### Given request
Go through the records and extract every line with the word "screenshot".

▬▬▬▬▬▬▬▬▬▬

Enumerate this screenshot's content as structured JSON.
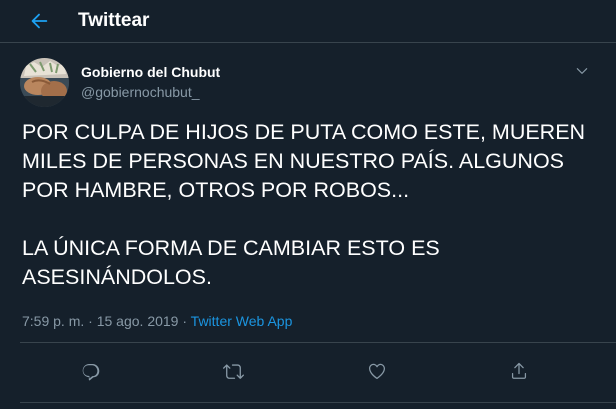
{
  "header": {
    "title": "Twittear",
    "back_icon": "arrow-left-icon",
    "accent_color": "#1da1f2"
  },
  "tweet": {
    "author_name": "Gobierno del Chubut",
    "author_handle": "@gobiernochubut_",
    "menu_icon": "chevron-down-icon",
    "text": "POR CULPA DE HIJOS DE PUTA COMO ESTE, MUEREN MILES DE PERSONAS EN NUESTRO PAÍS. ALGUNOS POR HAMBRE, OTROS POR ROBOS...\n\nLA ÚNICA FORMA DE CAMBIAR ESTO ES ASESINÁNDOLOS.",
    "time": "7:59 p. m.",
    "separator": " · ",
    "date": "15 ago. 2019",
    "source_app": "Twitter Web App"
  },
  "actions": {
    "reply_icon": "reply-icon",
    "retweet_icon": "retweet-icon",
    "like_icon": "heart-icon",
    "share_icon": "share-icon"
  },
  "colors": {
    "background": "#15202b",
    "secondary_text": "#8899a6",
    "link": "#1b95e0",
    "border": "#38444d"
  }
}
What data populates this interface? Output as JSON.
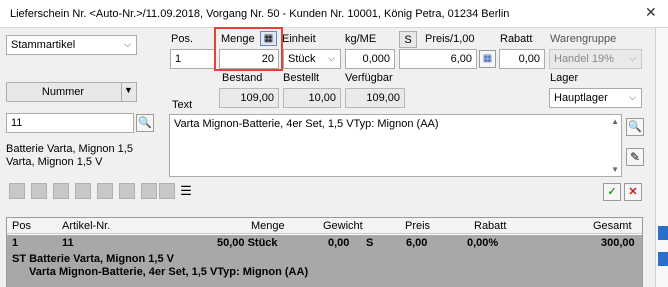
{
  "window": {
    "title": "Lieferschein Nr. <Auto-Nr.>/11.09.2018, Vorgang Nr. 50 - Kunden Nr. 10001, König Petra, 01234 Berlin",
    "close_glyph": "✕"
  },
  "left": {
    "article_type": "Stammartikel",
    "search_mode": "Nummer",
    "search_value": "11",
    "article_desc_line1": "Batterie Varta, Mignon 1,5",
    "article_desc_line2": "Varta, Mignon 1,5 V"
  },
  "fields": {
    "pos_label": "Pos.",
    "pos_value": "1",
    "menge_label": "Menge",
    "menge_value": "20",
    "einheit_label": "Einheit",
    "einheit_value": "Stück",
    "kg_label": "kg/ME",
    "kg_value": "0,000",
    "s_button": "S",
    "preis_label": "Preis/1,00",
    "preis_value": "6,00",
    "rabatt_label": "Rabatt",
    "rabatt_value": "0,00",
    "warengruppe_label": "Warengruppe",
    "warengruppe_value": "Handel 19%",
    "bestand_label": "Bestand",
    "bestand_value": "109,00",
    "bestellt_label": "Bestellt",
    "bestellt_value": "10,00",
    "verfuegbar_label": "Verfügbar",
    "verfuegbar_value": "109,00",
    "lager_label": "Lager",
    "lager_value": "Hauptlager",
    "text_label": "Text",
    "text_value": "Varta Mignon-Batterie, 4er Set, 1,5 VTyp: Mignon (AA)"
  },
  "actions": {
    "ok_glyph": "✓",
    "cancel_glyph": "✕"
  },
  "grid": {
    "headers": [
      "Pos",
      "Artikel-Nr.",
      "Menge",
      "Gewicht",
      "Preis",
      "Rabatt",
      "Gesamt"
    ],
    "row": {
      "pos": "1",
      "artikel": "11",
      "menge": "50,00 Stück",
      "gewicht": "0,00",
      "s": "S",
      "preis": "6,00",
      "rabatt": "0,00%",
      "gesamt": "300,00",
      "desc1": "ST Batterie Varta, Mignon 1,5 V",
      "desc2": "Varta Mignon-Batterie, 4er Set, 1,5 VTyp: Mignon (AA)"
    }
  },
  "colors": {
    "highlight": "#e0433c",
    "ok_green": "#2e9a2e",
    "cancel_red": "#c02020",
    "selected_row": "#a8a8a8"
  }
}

▬▬▬▬▬▬▬▬▬▬

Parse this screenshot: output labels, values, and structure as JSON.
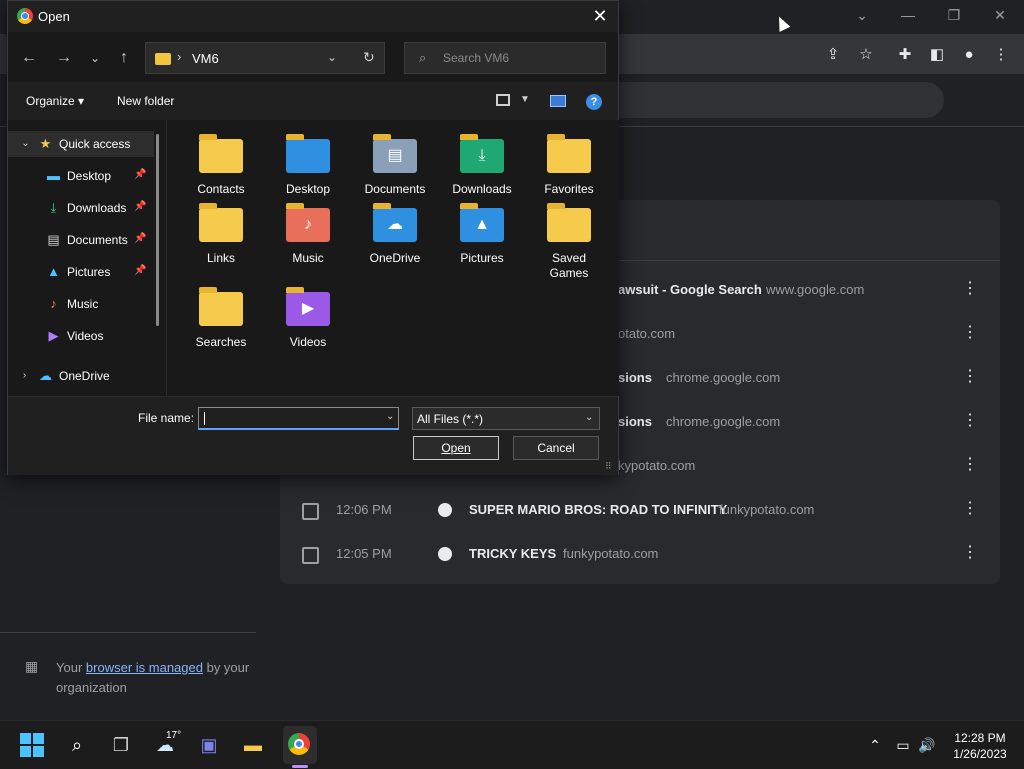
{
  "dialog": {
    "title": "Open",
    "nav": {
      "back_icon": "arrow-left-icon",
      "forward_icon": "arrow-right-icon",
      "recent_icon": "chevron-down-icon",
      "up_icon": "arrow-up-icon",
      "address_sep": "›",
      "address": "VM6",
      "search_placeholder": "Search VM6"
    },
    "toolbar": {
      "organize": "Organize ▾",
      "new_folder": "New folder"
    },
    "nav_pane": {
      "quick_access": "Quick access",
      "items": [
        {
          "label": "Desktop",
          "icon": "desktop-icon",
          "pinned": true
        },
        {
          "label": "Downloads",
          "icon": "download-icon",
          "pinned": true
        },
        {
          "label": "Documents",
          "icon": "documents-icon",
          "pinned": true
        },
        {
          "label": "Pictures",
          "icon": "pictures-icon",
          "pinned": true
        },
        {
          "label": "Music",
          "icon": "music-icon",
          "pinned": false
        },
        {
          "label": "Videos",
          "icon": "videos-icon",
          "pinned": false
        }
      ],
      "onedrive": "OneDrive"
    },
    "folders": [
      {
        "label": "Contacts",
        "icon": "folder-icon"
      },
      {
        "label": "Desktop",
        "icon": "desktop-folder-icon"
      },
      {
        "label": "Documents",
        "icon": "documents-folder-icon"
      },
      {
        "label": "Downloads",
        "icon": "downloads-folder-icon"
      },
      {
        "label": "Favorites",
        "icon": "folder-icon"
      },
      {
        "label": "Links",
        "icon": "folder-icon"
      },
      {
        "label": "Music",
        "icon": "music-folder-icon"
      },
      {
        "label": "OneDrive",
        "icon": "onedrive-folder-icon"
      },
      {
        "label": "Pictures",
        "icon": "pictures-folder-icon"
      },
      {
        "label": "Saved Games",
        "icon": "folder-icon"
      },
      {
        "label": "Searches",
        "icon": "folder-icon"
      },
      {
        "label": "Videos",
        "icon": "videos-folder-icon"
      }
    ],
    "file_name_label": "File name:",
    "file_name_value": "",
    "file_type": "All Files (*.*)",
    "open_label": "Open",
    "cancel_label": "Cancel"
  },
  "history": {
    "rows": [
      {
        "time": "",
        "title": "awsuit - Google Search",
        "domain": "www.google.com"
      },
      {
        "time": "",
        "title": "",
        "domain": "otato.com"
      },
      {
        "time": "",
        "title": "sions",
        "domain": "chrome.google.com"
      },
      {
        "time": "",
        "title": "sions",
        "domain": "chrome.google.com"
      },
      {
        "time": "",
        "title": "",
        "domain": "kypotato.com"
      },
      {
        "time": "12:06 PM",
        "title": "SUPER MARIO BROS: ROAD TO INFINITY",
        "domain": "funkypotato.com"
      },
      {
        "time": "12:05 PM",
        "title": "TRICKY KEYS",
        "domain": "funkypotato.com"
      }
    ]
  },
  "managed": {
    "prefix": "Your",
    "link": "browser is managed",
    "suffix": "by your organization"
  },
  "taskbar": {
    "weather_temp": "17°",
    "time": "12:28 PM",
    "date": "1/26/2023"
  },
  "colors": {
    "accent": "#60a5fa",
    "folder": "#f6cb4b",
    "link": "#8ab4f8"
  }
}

▬▬▬▬▬▬▬▬▬▬

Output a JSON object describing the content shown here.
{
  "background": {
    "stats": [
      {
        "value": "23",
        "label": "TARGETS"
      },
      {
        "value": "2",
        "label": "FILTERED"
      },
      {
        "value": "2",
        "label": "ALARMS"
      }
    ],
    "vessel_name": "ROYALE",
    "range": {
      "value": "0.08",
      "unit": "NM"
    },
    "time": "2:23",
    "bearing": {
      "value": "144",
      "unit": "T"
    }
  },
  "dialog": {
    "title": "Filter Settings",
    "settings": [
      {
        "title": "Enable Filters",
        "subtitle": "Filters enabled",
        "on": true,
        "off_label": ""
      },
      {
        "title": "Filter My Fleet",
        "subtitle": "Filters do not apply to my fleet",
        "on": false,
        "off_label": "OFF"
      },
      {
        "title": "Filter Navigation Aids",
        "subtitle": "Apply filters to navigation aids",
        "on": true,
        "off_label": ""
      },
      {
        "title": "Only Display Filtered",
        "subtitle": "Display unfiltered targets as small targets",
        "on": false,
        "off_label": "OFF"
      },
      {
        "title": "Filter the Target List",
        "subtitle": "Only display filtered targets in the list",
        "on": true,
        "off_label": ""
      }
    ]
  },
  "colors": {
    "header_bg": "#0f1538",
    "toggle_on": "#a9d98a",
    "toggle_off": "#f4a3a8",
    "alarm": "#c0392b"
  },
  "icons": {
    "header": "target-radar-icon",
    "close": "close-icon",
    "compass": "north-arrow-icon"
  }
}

▬▬▬▬▬▬▬▬▬▬

### Answer
Enumerate this screenshot's content as structured JSON.
Parse this screenshot: output labels, values, and structure as JSON.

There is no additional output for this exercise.